Dataset items:
________________________

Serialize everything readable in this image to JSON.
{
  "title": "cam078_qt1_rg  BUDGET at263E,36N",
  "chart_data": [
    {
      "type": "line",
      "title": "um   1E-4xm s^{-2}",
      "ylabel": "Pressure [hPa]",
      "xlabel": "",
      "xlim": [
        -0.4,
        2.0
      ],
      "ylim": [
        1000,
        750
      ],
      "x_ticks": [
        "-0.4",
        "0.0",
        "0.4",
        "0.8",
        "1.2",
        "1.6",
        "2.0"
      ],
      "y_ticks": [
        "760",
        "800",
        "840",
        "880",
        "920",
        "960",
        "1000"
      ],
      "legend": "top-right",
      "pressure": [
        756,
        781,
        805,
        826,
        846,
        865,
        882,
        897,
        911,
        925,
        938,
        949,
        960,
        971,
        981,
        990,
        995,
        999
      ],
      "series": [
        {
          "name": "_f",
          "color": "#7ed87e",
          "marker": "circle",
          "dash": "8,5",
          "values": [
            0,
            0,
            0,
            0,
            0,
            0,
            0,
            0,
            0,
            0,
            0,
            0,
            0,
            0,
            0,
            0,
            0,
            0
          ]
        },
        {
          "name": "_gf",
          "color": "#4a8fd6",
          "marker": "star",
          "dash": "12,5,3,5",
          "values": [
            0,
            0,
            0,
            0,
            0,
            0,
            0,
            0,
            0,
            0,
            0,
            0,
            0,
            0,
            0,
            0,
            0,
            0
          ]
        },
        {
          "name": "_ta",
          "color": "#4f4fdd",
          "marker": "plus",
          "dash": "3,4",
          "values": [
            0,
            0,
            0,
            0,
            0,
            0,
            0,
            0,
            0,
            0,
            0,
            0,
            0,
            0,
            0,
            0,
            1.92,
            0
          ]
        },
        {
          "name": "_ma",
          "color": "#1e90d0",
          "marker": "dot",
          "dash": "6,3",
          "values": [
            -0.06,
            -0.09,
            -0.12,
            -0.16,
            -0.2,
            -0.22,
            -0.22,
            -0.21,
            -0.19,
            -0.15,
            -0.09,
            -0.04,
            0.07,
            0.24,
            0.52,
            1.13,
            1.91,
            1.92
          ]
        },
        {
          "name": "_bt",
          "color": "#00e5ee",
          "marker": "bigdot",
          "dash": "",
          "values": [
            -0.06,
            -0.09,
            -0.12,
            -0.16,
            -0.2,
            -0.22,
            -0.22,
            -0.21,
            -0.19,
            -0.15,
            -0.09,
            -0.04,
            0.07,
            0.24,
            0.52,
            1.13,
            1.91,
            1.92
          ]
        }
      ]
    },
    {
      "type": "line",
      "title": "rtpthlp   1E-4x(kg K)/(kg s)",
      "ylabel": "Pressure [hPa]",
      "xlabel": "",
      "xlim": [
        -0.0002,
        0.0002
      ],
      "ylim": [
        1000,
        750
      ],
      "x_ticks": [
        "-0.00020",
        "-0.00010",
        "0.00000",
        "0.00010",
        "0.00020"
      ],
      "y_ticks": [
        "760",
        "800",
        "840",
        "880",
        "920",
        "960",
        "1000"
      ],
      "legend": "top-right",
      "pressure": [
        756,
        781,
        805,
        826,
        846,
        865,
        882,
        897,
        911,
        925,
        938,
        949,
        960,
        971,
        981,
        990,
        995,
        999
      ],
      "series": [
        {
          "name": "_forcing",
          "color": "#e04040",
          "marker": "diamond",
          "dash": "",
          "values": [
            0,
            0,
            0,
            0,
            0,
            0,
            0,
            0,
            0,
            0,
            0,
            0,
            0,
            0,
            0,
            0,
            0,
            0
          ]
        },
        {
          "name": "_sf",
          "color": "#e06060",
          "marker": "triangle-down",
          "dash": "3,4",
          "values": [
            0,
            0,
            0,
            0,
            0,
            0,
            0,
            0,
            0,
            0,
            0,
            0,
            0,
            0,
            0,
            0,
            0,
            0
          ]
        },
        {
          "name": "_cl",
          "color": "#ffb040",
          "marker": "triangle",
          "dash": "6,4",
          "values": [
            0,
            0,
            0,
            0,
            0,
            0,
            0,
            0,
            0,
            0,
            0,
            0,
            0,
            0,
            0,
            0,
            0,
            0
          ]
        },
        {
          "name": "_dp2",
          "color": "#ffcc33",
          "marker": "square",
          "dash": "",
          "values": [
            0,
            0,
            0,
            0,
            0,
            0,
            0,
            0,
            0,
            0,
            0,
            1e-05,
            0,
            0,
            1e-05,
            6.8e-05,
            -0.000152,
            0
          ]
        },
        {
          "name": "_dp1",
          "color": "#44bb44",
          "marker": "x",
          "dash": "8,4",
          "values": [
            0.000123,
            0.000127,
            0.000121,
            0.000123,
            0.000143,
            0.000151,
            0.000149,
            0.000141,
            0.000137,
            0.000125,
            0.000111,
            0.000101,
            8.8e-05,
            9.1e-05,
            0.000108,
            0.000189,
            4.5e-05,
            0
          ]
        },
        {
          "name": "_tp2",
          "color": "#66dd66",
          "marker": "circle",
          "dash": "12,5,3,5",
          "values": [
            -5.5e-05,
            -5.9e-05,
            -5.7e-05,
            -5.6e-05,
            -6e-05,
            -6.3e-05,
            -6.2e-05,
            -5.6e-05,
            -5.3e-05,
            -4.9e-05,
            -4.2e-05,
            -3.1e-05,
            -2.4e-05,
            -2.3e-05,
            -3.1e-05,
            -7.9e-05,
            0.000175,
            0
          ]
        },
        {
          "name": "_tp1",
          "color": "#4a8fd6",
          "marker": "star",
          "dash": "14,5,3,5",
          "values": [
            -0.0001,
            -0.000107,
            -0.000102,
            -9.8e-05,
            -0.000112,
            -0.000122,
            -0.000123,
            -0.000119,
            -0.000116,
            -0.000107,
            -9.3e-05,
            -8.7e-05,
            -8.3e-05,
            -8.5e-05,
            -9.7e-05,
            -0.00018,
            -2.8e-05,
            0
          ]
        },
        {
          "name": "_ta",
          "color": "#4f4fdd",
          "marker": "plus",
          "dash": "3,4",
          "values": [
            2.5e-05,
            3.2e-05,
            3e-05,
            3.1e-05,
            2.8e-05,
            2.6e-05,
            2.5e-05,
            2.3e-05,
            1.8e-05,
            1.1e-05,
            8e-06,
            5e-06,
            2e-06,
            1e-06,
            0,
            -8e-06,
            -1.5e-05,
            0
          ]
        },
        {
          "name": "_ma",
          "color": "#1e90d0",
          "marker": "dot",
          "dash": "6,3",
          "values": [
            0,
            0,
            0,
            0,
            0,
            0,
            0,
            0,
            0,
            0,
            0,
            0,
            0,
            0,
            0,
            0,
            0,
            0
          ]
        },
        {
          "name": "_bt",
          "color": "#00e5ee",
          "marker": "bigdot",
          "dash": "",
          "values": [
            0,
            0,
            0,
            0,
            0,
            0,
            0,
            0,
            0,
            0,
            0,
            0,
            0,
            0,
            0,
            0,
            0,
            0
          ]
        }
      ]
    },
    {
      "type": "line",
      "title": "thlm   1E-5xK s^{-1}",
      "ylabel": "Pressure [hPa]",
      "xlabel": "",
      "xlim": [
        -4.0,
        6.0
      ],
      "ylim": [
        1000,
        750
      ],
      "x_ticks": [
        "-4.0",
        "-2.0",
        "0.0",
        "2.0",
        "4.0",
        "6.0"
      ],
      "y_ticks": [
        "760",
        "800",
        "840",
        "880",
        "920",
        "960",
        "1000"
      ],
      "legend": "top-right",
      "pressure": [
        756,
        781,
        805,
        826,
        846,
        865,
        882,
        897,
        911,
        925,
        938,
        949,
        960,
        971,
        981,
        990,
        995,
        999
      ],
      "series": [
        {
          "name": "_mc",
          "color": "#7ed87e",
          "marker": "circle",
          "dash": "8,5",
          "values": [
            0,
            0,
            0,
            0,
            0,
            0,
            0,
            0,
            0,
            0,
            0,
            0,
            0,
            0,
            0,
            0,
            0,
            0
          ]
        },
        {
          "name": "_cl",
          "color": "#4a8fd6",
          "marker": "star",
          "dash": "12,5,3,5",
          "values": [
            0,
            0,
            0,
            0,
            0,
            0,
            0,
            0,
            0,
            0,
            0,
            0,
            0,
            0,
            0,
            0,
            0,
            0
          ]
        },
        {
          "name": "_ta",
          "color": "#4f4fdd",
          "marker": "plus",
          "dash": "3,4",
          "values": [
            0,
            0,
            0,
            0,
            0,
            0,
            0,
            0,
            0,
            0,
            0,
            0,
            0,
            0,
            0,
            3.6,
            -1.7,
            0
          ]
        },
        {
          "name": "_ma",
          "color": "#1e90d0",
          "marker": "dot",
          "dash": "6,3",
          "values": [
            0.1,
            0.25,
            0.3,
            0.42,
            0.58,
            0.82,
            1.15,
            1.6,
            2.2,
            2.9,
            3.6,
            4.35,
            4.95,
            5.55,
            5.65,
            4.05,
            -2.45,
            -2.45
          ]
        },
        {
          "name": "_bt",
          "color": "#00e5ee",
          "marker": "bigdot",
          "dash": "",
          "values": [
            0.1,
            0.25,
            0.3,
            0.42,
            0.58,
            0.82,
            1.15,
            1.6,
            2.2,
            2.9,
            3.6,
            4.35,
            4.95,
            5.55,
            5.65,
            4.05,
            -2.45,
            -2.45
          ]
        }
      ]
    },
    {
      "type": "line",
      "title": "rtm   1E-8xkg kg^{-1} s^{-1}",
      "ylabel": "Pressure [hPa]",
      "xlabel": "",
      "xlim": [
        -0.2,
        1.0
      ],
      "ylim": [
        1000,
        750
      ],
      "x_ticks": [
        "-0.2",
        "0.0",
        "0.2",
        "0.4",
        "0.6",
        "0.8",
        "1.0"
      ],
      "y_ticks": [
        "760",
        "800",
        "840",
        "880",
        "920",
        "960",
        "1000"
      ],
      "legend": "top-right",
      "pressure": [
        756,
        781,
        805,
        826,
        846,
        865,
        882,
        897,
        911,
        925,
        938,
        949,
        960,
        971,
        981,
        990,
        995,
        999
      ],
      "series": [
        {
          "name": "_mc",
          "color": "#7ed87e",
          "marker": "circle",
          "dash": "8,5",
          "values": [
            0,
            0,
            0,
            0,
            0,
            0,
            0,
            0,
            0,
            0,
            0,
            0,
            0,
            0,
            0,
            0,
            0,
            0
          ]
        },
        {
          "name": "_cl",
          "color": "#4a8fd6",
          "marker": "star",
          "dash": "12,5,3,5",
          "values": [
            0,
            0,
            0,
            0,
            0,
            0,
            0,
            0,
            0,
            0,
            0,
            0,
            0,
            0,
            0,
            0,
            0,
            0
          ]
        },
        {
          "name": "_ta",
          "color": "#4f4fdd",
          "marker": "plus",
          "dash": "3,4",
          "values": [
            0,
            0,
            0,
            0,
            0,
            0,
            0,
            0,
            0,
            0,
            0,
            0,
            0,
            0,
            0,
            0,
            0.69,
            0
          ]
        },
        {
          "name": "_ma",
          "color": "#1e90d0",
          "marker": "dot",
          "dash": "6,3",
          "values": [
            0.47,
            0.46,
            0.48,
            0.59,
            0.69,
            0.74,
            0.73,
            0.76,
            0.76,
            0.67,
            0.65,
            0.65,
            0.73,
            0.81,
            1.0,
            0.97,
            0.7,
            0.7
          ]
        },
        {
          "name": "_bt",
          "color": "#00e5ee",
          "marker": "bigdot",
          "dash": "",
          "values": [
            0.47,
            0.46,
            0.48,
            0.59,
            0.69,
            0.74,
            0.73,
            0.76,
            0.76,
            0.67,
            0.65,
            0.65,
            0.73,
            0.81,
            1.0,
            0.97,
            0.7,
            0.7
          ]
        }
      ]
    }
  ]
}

________________________

**Prompt:**
Your answer should be a single number: the count of lines that contain "triangle".

**Answer to the task:**
2